Exercise: Reproduce the listing below with every "spec-line" swapped for "specification-line", and leave everything else unchanged.

━━━ Supplied material ━━━

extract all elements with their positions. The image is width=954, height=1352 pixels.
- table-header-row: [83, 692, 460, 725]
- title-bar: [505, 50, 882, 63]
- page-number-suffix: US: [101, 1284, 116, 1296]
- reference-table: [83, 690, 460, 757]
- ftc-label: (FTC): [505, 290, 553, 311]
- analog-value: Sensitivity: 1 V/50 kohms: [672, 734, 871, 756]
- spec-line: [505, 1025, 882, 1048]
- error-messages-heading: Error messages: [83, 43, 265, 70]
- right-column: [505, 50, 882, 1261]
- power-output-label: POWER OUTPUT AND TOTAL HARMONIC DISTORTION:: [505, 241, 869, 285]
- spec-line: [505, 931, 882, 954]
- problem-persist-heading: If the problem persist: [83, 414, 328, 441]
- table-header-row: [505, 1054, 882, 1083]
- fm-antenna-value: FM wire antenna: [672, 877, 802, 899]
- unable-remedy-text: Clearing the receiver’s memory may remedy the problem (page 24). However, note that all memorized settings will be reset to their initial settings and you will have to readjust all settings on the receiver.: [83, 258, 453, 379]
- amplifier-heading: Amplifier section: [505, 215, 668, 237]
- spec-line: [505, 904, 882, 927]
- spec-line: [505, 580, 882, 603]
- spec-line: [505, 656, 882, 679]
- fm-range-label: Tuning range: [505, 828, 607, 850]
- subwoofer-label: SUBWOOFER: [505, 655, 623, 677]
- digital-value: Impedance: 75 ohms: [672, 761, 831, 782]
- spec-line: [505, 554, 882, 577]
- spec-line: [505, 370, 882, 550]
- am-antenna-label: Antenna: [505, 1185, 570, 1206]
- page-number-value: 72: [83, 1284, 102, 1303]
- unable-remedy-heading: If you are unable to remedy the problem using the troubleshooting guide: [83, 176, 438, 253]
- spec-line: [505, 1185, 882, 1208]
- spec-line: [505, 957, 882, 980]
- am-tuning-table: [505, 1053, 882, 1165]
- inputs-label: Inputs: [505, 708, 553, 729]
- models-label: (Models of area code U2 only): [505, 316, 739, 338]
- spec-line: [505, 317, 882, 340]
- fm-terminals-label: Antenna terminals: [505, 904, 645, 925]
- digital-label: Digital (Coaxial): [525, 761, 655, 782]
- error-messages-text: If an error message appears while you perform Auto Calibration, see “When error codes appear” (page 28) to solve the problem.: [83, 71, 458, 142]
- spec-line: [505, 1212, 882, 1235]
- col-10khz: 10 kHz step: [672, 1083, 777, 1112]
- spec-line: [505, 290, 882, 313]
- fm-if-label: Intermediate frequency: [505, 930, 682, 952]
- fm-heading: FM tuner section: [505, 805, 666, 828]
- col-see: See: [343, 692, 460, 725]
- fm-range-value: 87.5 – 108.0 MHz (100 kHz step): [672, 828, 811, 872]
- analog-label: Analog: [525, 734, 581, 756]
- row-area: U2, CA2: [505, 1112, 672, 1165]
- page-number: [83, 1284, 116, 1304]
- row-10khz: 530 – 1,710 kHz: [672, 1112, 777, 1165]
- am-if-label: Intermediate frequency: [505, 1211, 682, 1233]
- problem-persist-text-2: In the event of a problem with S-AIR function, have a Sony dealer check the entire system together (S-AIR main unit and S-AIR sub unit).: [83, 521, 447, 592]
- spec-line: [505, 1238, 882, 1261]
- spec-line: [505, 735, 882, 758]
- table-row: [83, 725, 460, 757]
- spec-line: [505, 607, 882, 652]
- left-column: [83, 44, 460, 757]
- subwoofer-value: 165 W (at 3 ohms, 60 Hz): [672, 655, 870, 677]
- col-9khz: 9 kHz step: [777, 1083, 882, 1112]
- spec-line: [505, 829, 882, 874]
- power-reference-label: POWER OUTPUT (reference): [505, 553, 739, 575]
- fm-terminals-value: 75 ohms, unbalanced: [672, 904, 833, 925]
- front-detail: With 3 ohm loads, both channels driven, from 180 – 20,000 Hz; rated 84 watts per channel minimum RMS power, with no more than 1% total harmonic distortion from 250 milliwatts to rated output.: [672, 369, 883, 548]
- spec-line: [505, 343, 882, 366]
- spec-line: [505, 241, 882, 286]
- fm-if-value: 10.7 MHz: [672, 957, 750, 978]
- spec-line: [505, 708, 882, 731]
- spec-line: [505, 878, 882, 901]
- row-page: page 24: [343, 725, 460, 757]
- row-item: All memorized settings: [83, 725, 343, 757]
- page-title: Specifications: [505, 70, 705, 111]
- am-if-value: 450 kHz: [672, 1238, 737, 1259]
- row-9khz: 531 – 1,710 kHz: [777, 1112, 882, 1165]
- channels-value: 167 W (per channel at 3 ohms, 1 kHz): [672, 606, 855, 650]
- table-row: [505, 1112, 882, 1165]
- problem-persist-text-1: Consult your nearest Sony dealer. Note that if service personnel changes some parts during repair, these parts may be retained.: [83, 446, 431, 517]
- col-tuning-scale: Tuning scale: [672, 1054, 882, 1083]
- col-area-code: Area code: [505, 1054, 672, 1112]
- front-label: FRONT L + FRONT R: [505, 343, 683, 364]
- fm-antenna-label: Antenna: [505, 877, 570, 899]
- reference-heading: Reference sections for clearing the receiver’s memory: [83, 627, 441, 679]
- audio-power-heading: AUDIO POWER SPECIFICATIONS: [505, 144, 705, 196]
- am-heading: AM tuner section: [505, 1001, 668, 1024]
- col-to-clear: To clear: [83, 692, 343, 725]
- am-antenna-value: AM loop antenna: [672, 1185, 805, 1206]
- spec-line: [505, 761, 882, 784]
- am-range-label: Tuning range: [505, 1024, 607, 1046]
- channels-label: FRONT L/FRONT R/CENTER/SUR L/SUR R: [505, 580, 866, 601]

━━━

Answer below:
extract all elements with their positions. The image is width=954, height=1352 pixels.
- table-header-row: [83, 692, 460, 725]
- title-bar: [505, 50, 882, 63]
- page-number-suffix: US: [101, 1284, 116, 1296]
- reference-table: [83, 690, 460, 757]
- ftc-label: (FTC): [505, 290, 553, 311]
- analog-value: Sensitivity: 1 V/50 kohms: [672, 734, 871, 756]
- specification-line: [505, 1025, 882, 1048]
- error-messages-heading: Error messages: [83, 43, 265, 70]
- right-column: [505, 50, 882, 1261]
- power-output-label: POWER OUTPUT AND TOTAL HARMONIC DISTORTION:: [505, 241, 869, 285]
- specification-line: [505, 931, 882, 954]
- problem-persist-heading: If the problem persist: [83, 414, 328, 441]
- table-header-row: [505, 1054, 882, 1083]
- fm-antenna-value: FM wire antenna: [672, 877, 802, 899]
- unable-remedy-text: Clearing the receiver’s memory may remedy the problem (page 24). However, note that all memorized settings will be reset to their initial settings and you will have to readjust all settings on the receiver.: [83, 258, 453, 379]
- amplifier-heading: Amplifier section: [505, 215, 668, 237]
- specification-line: [505, 904, 882, 927]
- specification-line: [505, 580, 882, 603]
- specification-line: [505, 656, 882, 679]
- fm-range-label: Tuning range: [505, 828, 607, 850]
- subwoofer-label: SUBWOOFER: [505, 655, 623, 677]
- digital-value: Impedance: 75 ohms: [672, 761, 831, 782]
- specification-line: [505, 554, 882, 577]
- specification-line: [505, 370, 882, 550]
- am-antenna-label: Antenna: [505, 1185, 570, 1206]
- page-number-value: 72: [83, 1284, 102, 1303]
- unable-remedy-heading: If you are unable to remedy the problem using the troubleshooting guide: [83, 176, 438, 253]
- specification-line: [505, 1185, 882, 1208]
- specification-line: [505, 957, 882, 980]
- am-tuning-table: [505, 1053, 882, 1165]
- inputs-label: Inputs: [505, 708, 553, 729]
- models-label: (Models of area code U2 only): [505, 316, 739, 338]
- specification-line: [505, 317, 882, 340]
- fm-terminals-label: Antenna terminals: [505, 904, 645, 925]
- digital-label: Digital (Coaxial): [525, 761, 655, 782]
- error-messages-text: If an error message appears while you perform Auto Calibration, see “When error codes appear” (page 28) to solve the problem.: [83, 71, 458, 142]
- specification-line: [505, 1212, 882, 1235]
- col-10khz: 10 kHz step: [672, 1083, 777, 1112]
- specification-line: [505, 290, 882, 313]
- fm-if-label: Intermediate frequency: [505, 930, 682, 952]
- fm-heading: FM tuner section: [505, 805, 666, 828]
- col-see: See: [343, 692, 460, 725]
- fm-range-value: 87.5 – 108.0 MHz (100 kHz step): [672, 828, 811, 872]
- analog-label: Analog: [525, 734, 581, 756]
- row-area: U2, CA2: [505, 1112, 672, 1165]
- page-number: [83, 1284, 116, 1304]
- row-10khz: 530 – 1,710 kHz: [672, 1112, 777, 1165]
- am-if-label: Intermediate frequency: [505, 1211, 682, 1233]
- problem-persist-text-2: In the event of a problem with S-AIR function, have a Sony dealer check the entire system together (S-AIR main unit and S-AIR sub unit).: [83, 521, 447, 592]
- specification-line: [505, 1238, 882, 1261]
- specification-line: [505, 735, 882, 758]
- table-row: [83, 725, 460, 757]
- specification-line: [505, 607, 882, 652]
- left-column: [83, 44, 460, 757]
- subwoofer-value: 165 W (at 3 ohms, 60 Hz): [672, 655, 870, 677]
- col-9khz: 9 kHz step: [777, 1083, 882, 1112]
- specification-line: [505, 829, 882, 874]
- power-reference-label: POWER OUTPUT (reference): [505, 553, 739, 575]
- fm-terminals-value: 75 ohms, unbalanced: [672, 904, 833, 925]
- front-detail: With 3 ohm loads, both channels driven, from 180 – 20,000 Hz; rated 84 watts per channel minimum RMS power, with no more than 1% total harmonic distortion from 250 milliwatts to rated output.: [672, 369, 883, 548]
- specification-line: [505, 343, 882, 366]
- specification-line: [505, 241, 882, 286]
- fm-if-value: 10.7 MHz: [672, 957, 750, 978]
- specification-line: [505, 708, 882, 731]
- specification-line: [505, 878, 882, 901]
- row-page: page 24: [343, 725, 460, 757]
- row-item: All memorized settings: [83, 725, 343, 757]
- page-title: Specifications: [505, 70, 705, 111]
- am-if-value: 450 kHz: [672, 1238, 737, 1259]
- row-9khz: 531 – 1,710 kHz: [777, 1112, 882, 1165]
- channels-value: 167 W (per channel at 3 ohms, 1 kHz): [672, 606, 855, 650]
- table-row: [505, 1112, 882, 1165]
- problem-persist-text-1: Consult your nearest Sony dealer. Note that if service personnel changes some parts during repair, these parts may be retained.: [83, 446, 431, 517]
- col-tuning-scale: Tuning scale: [672, 1054, 882, 1083]
- col-area-code: Area code: [505, 1054, 672, 1112]
- front-label: FRONT L + FRONT R: [505, 343, 683, 364]
- fm-antenna-label: Antenna: [505, 877, 570, 899]
- reference-heading: Reference sections for clearing the receiver’s memory: [83, 627, 441, 679]
- audio-power-heading: AUDIO POWER SPECIFICATIONS: [505, 144, 705, 196]
- am-heading: AM tuner section: [505, 1001, 668, 1024]
- col-to-clear: To clear: [83, 692, 343, 725]
- am-antenna-value: AM loop antenna: [672, 1185, 805, 1206]
- specification-line: [505, 761, 882, 784]
- am-range-label: Tuning range: [505, 1024, 607, 1046]
- channels-label: FRONT L/FRONT R/CENTER/SUR L/SUR R: [505, 580, 866, 601]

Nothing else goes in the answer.